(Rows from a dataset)
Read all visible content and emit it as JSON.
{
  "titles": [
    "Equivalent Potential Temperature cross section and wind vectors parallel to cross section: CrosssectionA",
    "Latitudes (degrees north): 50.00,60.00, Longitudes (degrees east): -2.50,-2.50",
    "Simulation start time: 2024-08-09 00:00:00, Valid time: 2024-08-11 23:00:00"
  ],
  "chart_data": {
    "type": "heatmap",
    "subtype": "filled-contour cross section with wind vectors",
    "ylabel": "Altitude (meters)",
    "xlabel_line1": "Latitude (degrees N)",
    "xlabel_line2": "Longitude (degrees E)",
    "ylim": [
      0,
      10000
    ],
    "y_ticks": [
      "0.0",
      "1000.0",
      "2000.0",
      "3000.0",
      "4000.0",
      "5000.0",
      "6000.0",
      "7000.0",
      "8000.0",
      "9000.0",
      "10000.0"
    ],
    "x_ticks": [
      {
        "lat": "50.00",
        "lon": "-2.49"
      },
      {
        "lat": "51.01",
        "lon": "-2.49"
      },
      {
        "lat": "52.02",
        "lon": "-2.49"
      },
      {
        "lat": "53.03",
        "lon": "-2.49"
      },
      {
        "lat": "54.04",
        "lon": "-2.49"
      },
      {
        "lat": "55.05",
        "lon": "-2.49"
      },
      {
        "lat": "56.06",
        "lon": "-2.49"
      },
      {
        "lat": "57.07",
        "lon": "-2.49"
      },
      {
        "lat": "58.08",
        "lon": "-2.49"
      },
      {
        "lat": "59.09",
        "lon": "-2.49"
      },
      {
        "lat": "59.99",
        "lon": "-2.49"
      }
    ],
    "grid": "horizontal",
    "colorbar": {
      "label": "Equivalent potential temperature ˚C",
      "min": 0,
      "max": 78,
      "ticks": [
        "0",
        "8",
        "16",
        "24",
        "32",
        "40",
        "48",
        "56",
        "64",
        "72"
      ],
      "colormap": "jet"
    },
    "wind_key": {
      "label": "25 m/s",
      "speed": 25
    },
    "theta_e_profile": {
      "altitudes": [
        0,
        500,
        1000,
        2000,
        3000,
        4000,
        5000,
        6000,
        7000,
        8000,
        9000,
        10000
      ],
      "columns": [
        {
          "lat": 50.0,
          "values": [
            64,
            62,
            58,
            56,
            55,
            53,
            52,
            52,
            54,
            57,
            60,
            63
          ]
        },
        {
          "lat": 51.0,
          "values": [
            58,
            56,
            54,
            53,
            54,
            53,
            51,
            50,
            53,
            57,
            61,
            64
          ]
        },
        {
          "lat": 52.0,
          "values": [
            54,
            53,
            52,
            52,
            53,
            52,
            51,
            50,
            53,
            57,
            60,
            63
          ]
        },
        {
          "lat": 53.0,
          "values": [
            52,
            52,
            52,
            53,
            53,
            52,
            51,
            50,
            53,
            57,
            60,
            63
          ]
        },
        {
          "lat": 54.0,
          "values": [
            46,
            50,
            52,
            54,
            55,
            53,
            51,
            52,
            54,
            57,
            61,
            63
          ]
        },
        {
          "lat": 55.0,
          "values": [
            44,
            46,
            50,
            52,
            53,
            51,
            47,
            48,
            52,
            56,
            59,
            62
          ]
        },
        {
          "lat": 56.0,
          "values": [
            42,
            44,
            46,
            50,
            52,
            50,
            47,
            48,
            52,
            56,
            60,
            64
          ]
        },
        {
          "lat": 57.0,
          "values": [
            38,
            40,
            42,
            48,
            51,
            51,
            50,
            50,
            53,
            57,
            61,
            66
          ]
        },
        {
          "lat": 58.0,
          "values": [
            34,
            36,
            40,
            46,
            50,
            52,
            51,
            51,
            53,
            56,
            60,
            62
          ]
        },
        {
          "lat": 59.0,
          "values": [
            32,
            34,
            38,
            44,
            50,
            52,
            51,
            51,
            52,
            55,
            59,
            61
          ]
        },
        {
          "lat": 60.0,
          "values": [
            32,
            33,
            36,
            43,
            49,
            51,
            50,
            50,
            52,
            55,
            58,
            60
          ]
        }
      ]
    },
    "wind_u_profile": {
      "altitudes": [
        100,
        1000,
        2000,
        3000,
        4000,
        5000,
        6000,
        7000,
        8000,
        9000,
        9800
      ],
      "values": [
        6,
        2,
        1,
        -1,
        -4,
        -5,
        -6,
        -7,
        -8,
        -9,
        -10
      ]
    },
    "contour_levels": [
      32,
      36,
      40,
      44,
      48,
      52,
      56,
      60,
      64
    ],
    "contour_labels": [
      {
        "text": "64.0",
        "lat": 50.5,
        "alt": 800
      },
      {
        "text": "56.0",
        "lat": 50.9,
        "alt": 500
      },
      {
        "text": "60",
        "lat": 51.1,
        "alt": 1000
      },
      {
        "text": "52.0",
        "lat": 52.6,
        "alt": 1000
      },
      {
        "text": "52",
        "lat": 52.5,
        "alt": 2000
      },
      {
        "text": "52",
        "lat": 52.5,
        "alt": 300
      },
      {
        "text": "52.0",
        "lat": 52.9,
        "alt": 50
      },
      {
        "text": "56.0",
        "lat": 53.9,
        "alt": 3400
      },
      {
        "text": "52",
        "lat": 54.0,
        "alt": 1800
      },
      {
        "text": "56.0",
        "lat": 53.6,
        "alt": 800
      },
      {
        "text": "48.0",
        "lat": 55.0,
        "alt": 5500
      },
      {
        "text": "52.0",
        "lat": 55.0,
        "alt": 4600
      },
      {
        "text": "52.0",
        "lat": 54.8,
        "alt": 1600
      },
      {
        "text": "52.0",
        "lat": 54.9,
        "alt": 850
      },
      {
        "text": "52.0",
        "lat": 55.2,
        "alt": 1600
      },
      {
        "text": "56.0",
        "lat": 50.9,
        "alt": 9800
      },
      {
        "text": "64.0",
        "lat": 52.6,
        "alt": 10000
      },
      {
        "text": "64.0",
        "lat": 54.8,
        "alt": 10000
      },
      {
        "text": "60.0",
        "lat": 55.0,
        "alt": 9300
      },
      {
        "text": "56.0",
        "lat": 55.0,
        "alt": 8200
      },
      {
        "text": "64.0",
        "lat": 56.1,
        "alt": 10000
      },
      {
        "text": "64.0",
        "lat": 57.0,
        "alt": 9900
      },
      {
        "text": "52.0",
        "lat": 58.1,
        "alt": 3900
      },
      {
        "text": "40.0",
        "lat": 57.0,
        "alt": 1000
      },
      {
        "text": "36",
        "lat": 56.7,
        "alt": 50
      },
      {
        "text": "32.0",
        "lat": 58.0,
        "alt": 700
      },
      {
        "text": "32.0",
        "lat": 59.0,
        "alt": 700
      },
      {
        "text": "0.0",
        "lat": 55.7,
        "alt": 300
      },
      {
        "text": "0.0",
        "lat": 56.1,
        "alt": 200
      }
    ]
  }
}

Exercise requirements
Repeat the data in its entirety, character for character.

Correct output
Read all visible content and emit it as JSON.
{
  "titles": [
    "Equivalent Potential Temperature cross section and wind vectors parallel to cross section: CrosssectionA",
    "Latitudes (degrees north): 50.00,60.00, Longitudes (degrees east): -2.50,-2.50",
    "Simulation start time: 2024-08-09 00:00:00, Valid time: 2024-08-11 23:00:00"
  ],
  "chart_data": {
    "type": "heatmap",
    "subtype": "filled-contour cross section with wind vectors",
    "ylabel": "Altitude (meters)",
    "xlabel_line1": "Latitude (degrees N)",
    "xlabel_line2": "Longitude (degrees E)",
    "ylim": [
      0,
      10000
    ],
    "y_ticks": [
      "0.0",
      "1000.0",
      "2000.0",
      "3000.0",
      "4000.0",
      "5000.0",
      "6000.0",
      "7000.0",
      "8000.0",
      "9000.0",
      "10000.0"
    ],
    "x_ticks": [
      {
        "lat": "50.00",
        "lon": "-2.49"
      },
      {
        "lat": "51.01",
        "lon": "-2.49"
      },
      {
        "lat": "52.02",
        "lon": "-2.49"
      },
      {
        "lat": "53.03",
        "lon": "-2.49"
      },
      {
        "lat": "54.04",
        "lon": "-2.49"
      },
      {
        "lat": "55.05",
        "lon": "-2.49"
      },
      {
        "lat": "56.06",
        "lon": "-2.49"
      },
      {
        "lat": "57.07",
        "lon": "-2.49"
      },
      {
        "lat": "58.08",
        "lon": "-2.49"
      },
      {
        "lat": "59.09",
        "lon": "-2.49"
      },
      {
        "lat": "59.99",
        "lon": "-2.49"
      }
    ],
    "grid": "horizontal",
    "colorbar": {
      "label": "Equivalent potential temperature ˚C",
      "min": 0,
      "max": 78,
      "ticks": [
        "0",
        "8",
        "16",
        "24",
        "32",
        "40",
        "48",
        "56",
        "64",
        "72"
      ],
      "colormap": "jet"
    },
    "wind_key": {
      "label": "25 m/s",
      "speed": 25
    },
    "theta_e_profile": {
      "altitudes": [
        0,
        500,
        1000,
        2000,
        3000,
        4000,
        5000,
        6000,
        7000,
        8000,
        9000,
        10000
      ],
      "columns": [
        {
          "lat": 50.0,
          "values": [
            64,
            62,
            58,
            56,
            55,
            53,
            52,
            52,
            54,
            57,
            60,
            63
          ]
        },
        {
          "lat": 51.0,
          "values": [
            58,
            56,
            54,
            53,
            54,
            53,
            51,
            50,
            53,
            57,
            61,
            64
          ]
        },
        {
          "lat": 52.0,
          "values": [
            54,
            53,
            52,
            52,
            53,
            52,
            51,
            50,
            53,
            57,
            60,
            63
          ]
        },
        {
          "lat": 53.0,
          "values": [
            52,
            52,
            52,
            53,
            53,
            52,
            51,
            50,
            53,
            57,
            60,
            63
          ]
        },
        {
          "lat": 54.0,
          "values": [
            46,
            50,
            52,
            54,
            55,
            53,
            51,
            52,
            54,
            57,
            61,
            63
          ]
        },
        {
          "lat": 55.0,
          "values": [
            44,
            46,
            50,
            52,
            53,
            51,
            47,
            48,
            52,
            56,
            59,
            62
          ]
        },
        {
          "lat": 56.0,
          "values": [
            42,
            44,
            46,
            50,
            52,
            50,
            47,
            48,
            52,
            56,
            60,
            64
          ]
        },
        {
          "lat": 57.0,
          "values": [
            38,
            40,
            42,
            48,
            51,
            51,
            50,
            50,
            53,
            57,
            61,
            66
          ]
        },
        {
          "lat": 58.0,
          "values": [
            34,
            36,
            40,
            46,
            50,
            52,
            51,
            51,
            53,
            56,
            60,
            62
          ]
        },
        {
          "lat": 59.0,
          "values": [
            32,
            34,
            38,
            44,
            50,
            52,
            51,
            51,
            52,
            55,
            59,
            61
          ]
        },
        {
          "lat": 60.0,
          "values": [
            32,
            33,
            36,
            43,
            49,
            51,
            50,
            50,
            52,
            55,
            58,
            60
          ]
        }
      ]
    },
    "wind_u_profile": {
      "altitudes": [
        100,
        1000,
        2000,
        3000,
        4000,
        5000,
        6000,
        7000,
        8000,
        9000,
        9800
      ],
      "values": [
        6,
        2,
        1,
        -1,
        -4,
        -5,
        -6,
        -7,
        -8,
        -9,
        -10
      ]
    },
    "contour_levels": [
      32,
      36,
      40,
      44,
      48,
      52,
      56,
      60,
      64
    ],
    "contour_labels": [
      {
        "text": "64.0",
        "lat": 50.5,
        "alt": 800
      },
      {
        "text": "56.0",
        "lat": 50.9,
        "alt": 500
      },
      {
        "text": "60",
        "lat": 51.1,
        "alt": 1000
      },
      {
        "text": "52.0",
        "lat": 52.6,
        "alt": 1000
      },
      {
        "text": "52",
        "lat": 52.5,
        "alt": 2000
      },
      {
        "text": "52",
        "lat": 52.5,
        "alt": 300
      },
      {
        "text": "52.0",
        "lat": 52.9,
        "alt": 50
      },
      {
        "text": "56.0",
        "lat": 53.9,
        "alt": 3400
      },
      {
        "text": "52",
        "lat": 54.0,
        "alt": 1800
      },
      {
        "text": "56.0",
        "lat": 53.6,
        "alt": 800
      },
      {
        "text": "48.0",
        "lat": 55.0,
        "alt": 5500
      },
      {
        "text": "52.0",
        "lat": 55.0,
        "alt": 4600
      },
      {
        "text": "52.0",
        "lat": 54.8,
        "alt": 1600
      },
      {
        "text": "52.0",
        "lat": 54.9,
        "alt": 850
      },
      {
        "text": "52.0",
        "lat": 55.2,
        "alt": 1600
      },
      {
        "text": "56.0",
        "lat": 50.9,
        "alt": 9800
      },
      {
        "text": "64.0",
        "lat": 52.6,
        "alt": 10000
      },
      {
        "text": "64.0",
        "lat": 54.8,
        "alt": 10000
      },
      {
        "text": "60.0",
        "lat": 55.0,
        "alt": 9300
      },
      {
        "text": "56.0",
        "lat": 55.0,
        "alt": 8200
      },
      {
        "text": "64.0",
        "lat": 56.1,
        "alt": 10000
      },
      {
        "text": "64.0",
        "lat": 57.0,
        "alt": 9900
      },
      {
        "text": "52.0",
        "lat": 58.1,
        "alt": 3900
      },
      {
        "text": "40.0",
        "lat": 57.0,
        "alt": 1000
      },
      {
        "text": "36",
        "lat": 56.7,
        "alt": 50
      },
      {
        "text": "32.0",
        "lat": 58.0,
        "alt": 700
      },
      {
        "text": "32.0",
        "lat": 59.0,
        "alt": 700
      },
      {
        "text": "0.0",
        "lat": 55.7,
        "alt": 300
      },
      {
        "text": "0.0",
        "lat": 56.1,
        "alt": 200
      }
    ]
  }
}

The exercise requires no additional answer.